══ EXTRACTED DATA

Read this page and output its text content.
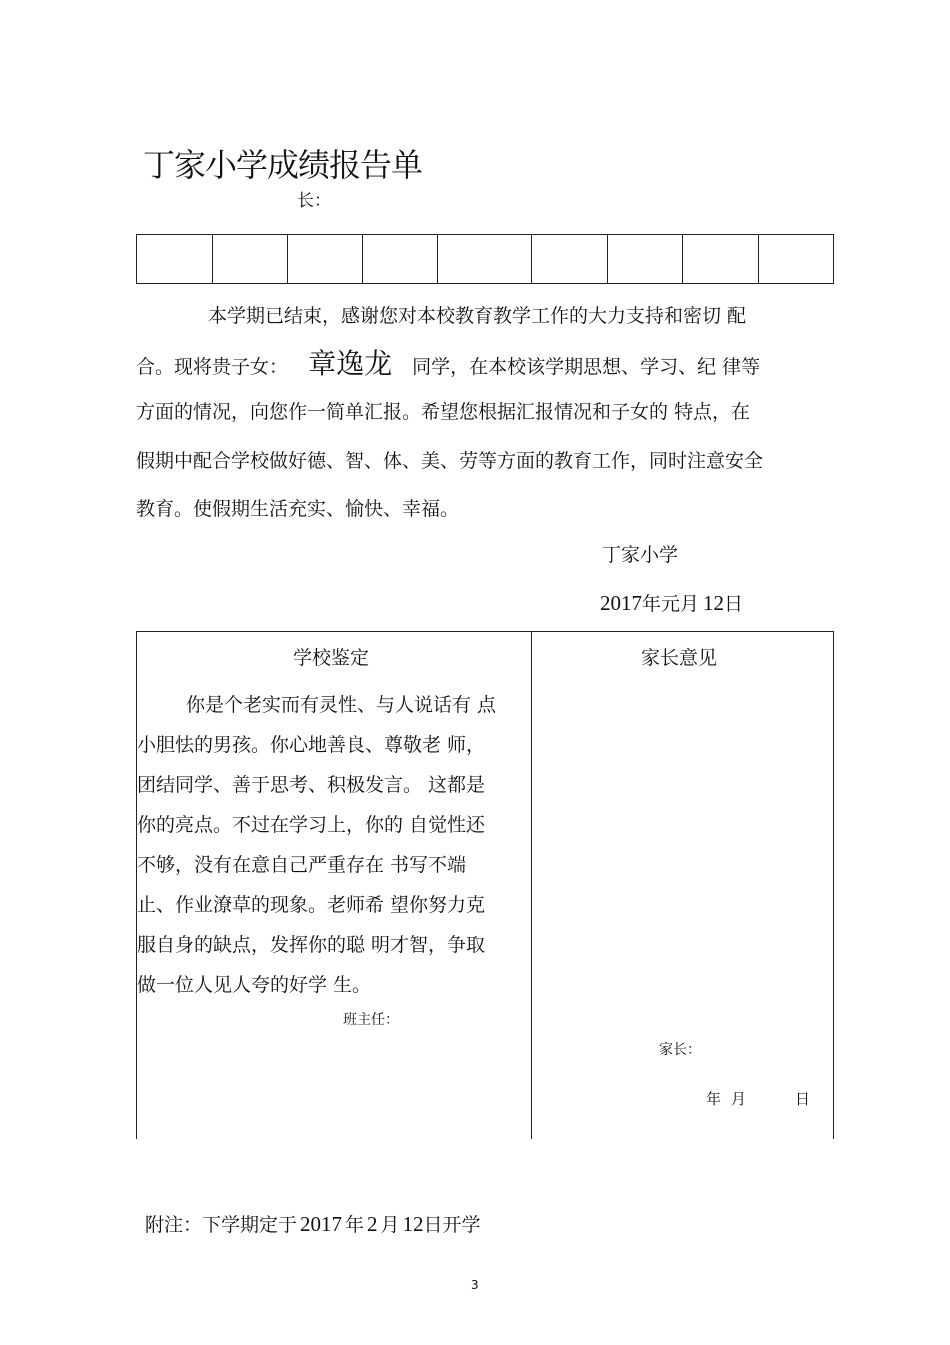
丁家小学成绩报告单
长：
本学期已结束，感谢您对本校教育教学工作的大力支持和密切 配
合。现将贵子女： 章逸龙 同学，在本校该学期思想、学习、纪 律等
方面的情况，向您作一简单汇报。希望您根据汇报情况和子女的 特点，在
假期中配合学校做好德、智、体、美、劳等方面的教育工作，同时注意安全
教育。使假期生活充实、愉快、幸福。
丁家小学
2017年元月 12日
学校鉴定	家长意见
你是个老实而有灵性、与人说话有 点
小胆怯的男孩。你心地善良、尊敬老 师，
团结同学、善于思考、积极发言。 这都是
你的亮点。不过在学习上，你的 自觉性还
不够，没有在意自己严重存在 书写不端
止、作业潦草的现象。老师希 望你努力克
服自身的缺点，发挥你的聪 明才智，争取
做一位人见人夸的好学 生。
班主任：
家长：
年 月	日
附注：下学期定于 2017 年 2 月 12日开学
3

════

* **WHAT IS BEING ASKED**
Excluding the pictures, reproduce every entry exactly as given.

* **ANSWER BELOW**
Read this page and output its text content.
丁家小学成绩报告单
长：
本学期已结束，感谢您对本校教育教学工作的大力支持和密切 配
合。现将贵子女： 章逸龙 同学，在本校该学期思想、学习、纪 律等
方面的情况，向您作一简单汇报。希望您根据汇报情况和子女的 特点，在
假期中配合学校做好德、智、体、美、劳等方面的教育工作，同时注意安全
教育。使假期生活充实、愉快、幸福。
丁家小学
2017年元月 12日
学校鉴定	家长意见
你是个老实而有灵性、与人说话有 点
小胆怯的男孩。你心地善良、尊敬老 师，
团结同学、善于思考、积极发言。 这都是
你的亮点。不过在学习上，你的 自觉性还
不够，没有在意自己严重存在 书写不端
止、作业潦草的现象。老师希 望你努力克
服自身的缺点，发挥你的聪 明才智，争取
做一位人见人夸的好学 生。
班主任：
家长：
年 月	日
附注：下学期定于 2017 年 2 月 12日开学
3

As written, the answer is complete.